● **Aim**
Find the word "maten" in the material below and gather every line that contains it.

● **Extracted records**
= = =

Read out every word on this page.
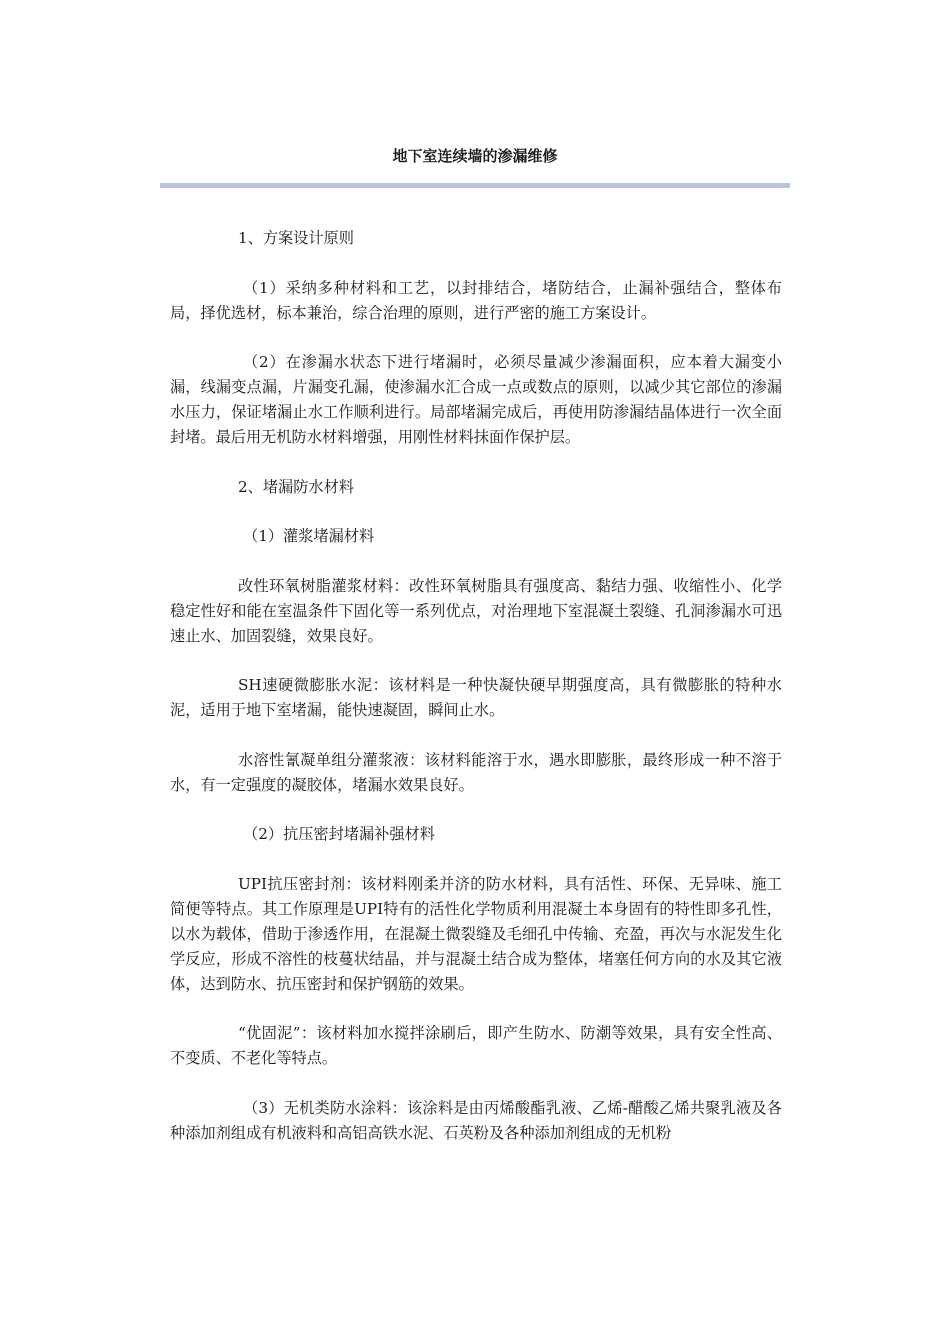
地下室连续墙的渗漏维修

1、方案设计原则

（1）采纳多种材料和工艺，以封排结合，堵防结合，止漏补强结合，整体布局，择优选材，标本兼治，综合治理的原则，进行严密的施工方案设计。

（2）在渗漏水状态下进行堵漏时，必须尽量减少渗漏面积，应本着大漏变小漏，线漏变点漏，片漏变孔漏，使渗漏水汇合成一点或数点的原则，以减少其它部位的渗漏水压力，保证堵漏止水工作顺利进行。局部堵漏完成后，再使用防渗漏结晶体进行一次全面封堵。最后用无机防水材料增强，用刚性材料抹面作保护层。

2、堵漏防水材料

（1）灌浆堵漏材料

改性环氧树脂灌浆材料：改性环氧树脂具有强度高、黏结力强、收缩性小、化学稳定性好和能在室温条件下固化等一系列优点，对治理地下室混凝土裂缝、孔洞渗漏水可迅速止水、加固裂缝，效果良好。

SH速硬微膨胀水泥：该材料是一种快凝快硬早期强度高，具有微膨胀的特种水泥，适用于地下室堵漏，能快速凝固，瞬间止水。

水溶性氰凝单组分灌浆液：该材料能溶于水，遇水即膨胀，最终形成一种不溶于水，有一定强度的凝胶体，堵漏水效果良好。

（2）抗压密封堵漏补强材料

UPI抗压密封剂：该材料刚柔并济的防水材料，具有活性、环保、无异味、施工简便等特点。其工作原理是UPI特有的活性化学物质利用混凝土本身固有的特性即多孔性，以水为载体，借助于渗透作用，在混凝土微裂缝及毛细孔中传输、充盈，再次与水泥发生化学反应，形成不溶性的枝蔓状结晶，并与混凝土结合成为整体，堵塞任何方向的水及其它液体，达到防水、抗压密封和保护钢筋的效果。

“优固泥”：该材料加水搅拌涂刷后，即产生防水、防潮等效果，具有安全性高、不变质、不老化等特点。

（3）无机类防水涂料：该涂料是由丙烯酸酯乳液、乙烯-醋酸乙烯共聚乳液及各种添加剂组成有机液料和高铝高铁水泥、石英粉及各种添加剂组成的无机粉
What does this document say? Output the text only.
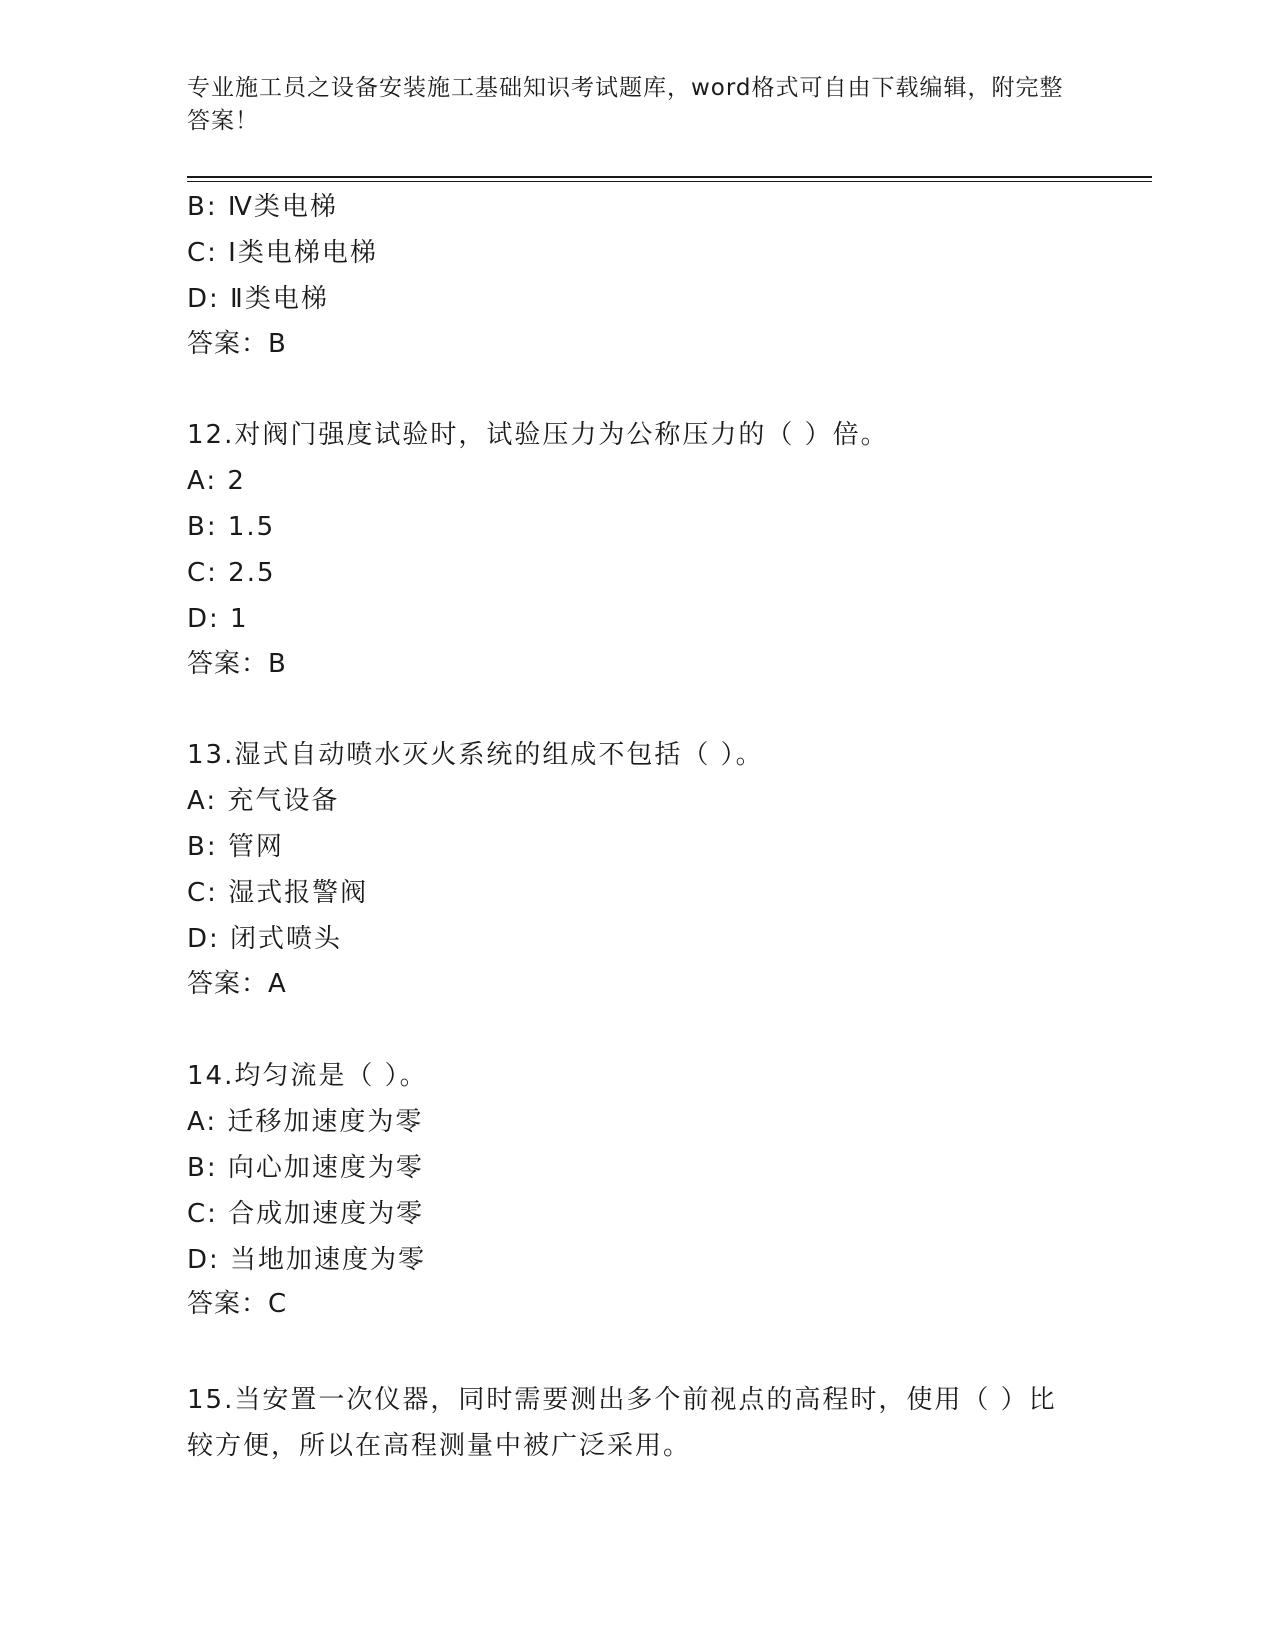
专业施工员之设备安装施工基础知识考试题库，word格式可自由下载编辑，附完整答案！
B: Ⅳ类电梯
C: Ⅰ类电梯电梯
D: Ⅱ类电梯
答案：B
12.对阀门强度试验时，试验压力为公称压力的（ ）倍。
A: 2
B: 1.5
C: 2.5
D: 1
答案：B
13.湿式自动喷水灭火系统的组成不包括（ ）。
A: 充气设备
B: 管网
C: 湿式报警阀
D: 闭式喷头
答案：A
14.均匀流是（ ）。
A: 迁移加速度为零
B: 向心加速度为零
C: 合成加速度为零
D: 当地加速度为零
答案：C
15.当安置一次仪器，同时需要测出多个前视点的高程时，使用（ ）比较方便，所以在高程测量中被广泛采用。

= = =

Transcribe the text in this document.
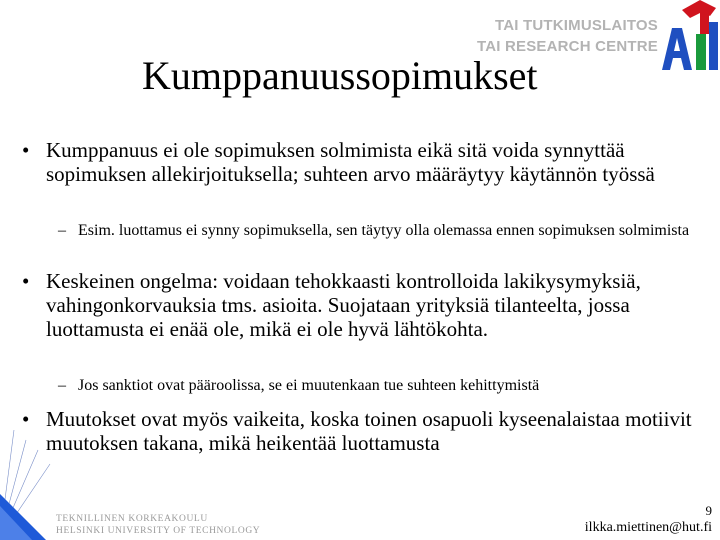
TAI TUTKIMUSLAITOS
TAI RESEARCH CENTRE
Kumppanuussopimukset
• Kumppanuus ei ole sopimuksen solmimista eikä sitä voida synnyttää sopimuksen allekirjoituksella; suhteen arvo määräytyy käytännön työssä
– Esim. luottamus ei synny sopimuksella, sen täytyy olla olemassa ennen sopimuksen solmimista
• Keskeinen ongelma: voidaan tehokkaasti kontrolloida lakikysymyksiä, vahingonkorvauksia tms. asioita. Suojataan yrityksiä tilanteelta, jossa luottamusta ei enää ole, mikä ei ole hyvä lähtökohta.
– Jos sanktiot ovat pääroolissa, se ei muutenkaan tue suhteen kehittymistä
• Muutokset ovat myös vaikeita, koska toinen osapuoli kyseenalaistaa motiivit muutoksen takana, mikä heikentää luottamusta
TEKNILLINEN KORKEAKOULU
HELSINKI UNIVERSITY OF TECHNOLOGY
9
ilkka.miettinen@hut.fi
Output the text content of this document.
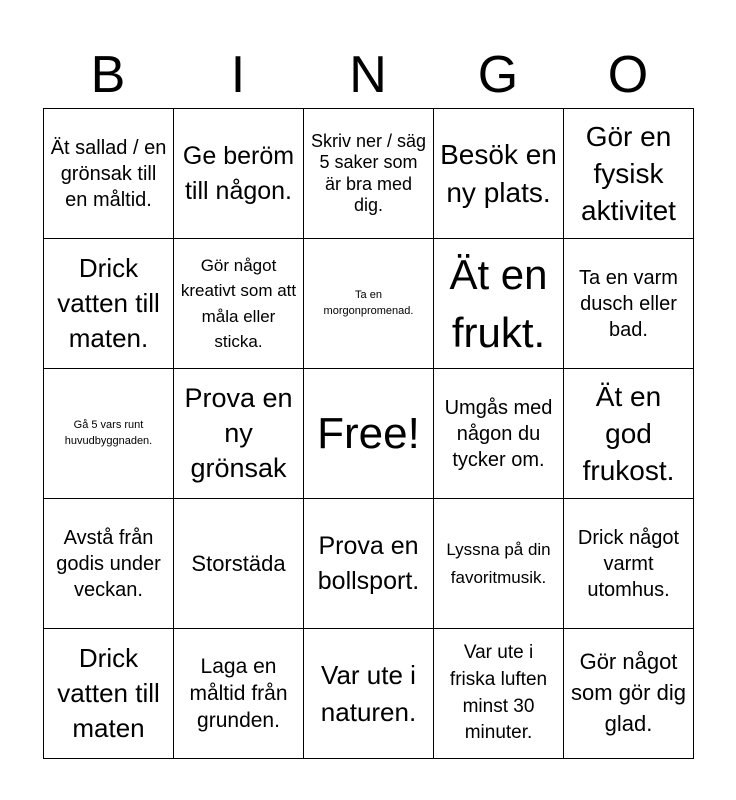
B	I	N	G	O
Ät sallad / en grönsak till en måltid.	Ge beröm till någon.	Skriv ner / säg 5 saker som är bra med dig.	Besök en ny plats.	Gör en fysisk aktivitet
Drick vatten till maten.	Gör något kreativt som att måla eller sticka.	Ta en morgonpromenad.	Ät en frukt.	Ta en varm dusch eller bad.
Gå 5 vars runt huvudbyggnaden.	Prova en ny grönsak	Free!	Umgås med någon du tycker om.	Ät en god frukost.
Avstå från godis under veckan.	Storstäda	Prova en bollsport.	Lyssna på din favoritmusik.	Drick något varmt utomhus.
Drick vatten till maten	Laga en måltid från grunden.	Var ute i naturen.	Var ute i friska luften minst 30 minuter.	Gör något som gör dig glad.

= = =

● **Expected output**
Drick vatten till maten.	Gör något kreativt som att måla eller sticka.	Ta en morgonpromenad.	Ät en frukt.	Ta en varm dusch eller bad.
Drick vatten till maten	Laga en måltid från grunden.	Var ute i naturen.	Var ute i friska luften minst 30 minuter.	Gör något som gör dig glad.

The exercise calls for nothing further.